┌─ Dataset records

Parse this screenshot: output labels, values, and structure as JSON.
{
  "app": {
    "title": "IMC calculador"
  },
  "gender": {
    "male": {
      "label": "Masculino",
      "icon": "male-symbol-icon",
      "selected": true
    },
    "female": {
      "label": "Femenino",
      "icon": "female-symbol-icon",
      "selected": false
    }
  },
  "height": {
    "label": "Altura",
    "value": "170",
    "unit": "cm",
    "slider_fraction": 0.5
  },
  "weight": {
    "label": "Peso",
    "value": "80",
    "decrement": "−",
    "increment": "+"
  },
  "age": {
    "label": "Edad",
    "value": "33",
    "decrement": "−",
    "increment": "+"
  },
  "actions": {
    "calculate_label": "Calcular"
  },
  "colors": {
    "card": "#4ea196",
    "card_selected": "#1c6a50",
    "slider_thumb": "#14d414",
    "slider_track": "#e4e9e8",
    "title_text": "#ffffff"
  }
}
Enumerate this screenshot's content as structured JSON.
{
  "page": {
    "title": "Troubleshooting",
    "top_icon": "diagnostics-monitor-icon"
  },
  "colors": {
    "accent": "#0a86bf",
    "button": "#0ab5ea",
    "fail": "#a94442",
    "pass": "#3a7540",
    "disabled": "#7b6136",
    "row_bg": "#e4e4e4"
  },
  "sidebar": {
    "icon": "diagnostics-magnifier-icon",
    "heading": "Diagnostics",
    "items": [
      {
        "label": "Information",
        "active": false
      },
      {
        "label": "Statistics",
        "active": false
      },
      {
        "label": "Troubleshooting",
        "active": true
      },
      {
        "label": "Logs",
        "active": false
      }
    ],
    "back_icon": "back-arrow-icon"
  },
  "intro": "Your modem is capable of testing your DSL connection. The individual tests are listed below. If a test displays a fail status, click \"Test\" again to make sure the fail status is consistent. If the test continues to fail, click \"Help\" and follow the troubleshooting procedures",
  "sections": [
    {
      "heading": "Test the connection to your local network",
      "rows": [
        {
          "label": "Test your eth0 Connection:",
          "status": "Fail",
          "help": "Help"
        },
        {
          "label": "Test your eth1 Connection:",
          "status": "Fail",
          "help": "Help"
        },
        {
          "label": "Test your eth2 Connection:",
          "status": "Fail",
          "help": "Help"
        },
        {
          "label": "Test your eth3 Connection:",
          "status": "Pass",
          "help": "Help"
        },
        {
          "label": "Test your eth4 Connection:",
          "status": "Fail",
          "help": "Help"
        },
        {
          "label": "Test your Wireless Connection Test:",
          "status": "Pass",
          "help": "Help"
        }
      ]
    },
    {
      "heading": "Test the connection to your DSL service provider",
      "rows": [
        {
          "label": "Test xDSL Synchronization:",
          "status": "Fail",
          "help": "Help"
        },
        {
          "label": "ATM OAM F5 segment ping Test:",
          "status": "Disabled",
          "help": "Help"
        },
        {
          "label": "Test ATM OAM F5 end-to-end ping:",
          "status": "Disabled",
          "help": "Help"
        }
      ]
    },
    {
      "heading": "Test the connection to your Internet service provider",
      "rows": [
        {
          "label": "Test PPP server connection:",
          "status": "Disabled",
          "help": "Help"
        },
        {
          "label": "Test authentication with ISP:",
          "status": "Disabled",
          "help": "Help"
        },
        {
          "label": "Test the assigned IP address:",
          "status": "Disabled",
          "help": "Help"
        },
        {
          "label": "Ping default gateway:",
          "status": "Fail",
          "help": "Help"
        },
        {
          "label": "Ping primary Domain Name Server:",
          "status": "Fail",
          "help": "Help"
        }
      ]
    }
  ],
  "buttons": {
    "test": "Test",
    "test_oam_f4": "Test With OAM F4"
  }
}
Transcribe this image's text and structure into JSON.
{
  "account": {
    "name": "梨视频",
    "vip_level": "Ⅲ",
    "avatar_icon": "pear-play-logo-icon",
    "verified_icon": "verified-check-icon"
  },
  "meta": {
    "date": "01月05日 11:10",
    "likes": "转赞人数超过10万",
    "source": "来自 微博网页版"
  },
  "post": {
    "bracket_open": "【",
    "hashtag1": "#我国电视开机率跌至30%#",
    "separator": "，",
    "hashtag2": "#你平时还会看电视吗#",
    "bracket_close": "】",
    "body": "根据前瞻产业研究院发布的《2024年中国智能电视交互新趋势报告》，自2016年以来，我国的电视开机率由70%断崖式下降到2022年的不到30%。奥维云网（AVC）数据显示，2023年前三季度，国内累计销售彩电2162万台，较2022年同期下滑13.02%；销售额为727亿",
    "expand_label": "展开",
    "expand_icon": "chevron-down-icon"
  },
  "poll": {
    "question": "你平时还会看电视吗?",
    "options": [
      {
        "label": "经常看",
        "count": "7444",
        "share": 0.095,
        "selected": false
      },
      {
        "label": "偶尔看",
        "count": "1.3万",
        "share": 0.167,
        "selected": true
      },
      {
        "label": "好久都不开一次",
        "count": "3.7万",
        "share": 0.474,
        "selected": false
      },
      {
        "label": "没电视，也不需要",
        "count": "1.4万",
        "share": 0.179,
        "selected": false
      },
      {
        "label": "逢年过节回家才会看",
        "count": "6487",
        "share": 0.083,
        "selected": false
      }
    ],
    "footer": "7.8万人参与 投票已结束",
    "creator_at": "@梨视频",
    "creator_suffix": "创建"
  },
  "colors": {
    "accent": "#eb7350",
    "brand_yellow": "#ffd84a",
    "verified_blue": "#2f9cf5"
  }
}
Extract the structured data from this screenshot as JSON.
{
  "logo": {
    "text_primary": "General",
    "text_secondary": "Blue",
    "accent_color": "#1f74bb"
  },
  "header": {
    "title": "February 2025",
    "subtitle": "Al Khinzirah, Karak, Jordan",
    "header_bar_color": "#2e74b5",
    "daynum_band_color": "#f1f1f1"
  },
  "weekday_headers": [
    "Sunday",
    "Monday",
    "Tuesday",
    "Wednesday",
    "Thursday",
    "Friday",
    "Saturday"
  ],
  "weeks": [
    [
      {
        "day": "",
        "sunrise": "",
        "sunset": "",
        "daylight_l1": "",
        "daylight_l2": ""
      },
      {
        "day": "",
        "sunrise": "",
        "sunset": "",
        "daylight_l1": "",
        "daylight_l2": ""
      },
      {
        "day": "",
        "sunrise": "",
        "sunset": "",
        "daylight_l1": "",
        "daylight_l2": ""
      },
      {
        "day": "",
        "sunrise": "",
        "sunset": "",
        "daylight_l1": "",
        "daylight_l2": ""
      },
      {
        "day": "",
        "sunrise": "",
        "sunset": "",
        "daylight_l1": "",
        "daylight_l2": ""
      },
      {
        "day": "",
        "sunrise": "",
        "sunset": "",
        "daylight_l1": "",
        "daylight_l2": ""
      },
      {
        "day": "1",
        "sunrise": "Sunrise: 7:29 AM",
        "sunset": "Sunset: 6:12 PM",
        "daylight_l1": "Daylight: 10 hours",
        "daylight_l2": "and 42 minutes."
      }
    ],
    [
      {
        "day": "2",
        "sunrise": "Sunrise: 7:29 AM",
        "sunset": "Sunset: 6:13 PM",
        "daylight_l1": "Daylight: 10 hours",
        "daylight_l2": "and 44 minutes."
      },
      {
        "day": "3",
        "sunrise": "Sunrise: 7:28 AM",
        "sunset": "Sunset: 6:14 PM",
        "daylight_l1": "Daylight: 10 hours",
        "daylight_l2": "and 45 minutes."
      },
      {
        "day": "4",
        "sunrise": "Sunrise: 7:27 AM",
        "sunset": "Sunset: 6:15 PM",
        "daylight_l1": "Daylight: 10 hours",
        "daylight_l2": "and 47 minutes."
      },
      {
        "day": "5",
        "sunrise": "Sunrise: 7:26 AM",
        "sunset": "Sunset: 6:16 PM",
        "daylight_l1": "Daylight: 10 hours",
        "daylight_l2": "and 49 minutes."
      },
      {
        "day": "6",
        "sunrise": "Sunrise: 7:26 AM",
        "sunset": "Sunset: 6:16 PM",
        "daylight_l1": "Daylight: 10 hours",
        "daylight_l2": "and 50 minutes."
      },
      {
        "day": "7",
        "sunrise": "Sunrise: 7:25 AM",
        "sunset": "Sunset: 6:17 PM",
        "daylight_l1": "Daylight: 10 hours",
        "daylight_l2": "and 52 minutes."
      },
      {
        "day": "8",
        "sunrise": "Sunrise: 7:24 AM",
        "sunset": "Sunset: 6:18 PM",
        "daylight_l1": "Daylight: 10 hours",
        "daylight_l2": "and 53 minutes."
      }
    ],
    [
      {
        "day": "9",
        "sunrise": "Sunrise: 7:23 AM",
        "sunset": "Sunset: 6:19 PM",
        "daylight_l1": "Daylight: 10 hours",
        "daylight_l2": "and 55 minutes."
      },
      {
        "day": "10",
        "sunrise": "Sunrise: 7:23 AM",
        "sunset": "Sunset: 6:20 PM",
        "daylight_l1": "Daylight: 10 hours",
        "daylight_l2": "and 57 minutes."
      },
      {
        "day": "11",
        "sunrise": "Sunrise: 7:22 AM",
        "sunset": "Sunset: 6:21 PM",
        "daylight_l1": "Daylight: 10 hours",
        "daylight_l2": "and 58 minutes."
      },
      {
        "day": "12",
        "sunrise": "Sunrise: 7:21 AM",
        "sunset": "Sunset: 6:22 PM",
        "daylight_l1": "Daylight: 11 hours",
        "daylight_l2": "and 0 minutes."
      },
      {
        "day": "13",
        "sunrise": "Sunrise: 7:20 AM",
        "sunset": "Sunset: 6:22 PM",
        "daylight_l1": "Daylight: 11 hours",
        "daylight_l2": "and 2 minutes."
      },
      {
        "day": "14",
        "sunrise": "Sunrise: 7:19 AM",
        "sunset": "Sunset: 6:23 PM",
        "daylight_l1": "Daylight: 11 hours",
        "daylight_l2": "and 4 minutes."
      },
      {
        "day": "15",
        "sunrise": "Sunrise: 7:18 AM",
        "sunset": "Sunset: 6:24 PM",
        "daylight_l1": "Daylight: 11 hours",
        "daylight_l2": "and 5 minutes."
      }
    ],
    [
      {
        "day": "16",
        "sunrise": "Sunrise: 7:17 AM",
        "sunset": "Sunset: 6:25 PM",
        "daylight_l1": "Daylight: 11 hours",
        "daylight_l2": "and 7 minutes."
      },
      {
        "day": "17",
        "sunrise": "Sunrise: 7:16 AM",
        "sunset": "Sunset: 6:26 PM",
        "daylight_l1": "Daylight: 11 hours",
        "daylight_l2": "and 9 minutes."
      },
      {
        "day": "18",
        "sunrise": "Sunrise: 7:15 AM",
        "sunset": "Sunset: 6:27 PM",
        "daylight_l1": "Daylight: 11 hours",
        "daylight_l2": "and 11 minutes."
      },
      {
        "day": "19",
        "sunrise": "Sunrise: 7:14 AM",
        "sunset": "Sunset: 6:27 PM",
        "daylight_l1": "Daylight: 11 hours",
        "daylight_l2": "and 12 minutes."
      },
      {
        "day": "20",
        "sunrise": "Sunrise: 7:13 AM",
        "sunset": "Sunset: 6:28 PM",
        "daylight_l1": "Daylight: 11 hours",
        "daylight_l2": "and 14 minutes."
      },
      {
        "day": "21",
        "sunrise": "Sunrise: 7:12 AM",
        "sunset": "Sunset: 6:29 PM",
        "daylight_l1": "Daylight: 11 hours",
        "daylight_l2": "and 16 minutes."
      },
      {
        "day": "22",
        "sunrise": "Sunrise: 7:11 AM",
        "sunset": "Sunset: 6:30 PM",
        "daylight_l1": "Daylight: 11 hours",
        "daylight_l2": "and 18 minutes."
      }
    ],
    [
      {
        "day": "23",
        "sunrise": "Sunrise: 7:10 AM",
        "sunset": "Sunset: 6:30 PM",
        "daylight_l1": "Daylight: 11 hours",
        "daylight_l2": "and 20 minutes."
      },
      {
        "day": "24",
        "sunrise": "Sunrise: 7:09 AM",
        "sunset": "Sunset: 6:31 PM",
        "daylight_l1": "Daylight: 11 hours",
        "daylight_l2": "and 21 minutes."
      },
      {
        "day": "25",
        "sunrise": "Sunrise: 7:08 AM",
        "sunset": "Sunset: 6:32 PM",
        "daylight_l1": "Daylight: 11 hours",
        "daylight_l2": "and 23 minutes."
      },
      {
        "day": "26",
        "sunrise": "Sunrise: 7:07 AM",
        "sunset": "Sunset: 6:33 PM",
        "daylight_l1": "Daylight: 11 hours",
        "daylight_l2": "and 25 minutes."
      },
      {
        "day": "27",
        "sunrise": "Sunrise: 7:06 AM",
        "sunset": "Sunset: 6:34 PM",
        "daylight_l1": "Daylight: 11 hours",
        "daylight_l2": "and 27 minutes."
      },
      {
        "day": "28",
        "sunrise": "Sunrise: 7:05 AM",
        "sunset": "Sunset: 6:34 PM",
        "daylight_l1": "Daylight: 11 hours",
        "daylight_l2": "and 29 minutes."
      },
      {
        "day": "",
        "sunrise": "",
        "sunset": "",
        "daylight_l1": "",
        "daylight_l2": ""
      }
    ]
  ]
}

└─

### Exercise directions
Looking at the material above, count the lines that hold "this" and give the total alone.

### Reply to the exercise
4